* _Given information_:
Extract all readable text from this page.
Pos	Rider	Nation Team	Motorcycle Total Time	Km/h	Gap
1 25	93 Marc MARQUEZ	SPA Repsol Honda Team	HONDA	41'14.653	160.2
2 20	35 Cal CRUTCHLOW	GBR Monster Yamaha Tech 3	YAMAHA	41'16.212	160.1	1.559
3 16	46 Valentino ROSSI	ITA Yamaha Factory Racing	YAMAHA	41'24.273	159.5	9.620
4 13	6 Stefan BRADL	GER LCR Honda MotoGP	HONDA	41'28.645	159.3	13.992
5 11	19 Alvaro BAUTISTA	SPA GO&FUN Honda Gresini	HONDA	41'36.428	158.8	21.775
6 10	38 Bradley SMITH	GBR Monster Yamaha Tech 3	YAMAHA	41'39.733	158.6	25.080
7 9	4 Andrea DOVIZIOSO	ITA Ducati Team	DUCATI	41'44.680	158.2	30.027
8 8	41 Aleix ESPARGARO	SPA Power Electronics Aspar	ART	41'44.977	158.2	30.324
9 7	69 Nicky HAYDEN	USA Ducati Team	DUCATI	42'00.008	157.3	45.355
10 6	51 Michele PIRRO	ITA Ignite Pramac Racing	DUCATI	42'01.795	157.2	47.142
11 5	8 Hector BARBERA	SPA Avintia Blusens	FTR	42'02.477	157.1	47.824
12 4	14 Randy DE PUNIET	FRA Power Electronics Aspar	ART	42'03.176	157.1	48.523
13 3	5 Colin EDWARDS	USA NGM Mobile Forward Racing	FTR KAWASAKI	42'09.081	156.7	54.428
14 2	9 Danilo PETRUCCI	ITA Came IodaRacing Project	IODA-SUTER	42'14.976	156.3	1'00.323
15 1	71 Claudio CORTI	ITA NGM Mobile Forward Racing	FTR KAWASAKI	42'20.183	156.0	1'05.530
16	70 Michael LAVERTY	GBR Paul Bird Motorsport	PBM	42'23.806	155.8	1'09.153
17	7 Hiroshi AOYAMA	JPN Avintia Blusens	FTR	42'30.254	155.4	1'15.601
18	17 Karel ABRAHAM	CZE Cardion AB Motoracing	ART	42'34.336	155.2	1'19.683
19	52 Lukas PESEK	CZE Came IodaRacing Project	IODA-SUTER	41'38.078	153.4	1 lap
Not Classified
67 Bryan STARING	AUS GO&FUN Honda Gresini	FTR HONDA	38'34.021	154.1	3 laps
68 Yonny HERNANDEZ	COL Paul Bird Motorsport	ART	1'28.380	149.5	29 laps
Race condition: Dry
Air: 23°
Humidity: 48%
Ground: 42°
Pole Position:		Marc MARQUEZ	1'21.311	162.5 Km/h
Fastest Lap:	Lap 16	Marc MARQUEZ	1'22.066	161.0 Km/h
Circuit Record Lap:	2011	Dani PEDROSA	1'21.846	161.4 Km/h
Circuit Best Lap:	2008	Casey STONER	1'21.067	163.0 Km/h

* _Work to be completed_:
Check each line of the entries above for the word "Gresini". List the ones that have it.

* _Exercise output_:
5 11	19 Alvaro BAUTISTA	SPA GO&FUN Honda Gresini	HONDA	41'36.428	158.8	21.775
67 Bryan STARING	AUS GO&FUN Honda Gresini	FTR HONDA	38'34.021	154.1	3 laps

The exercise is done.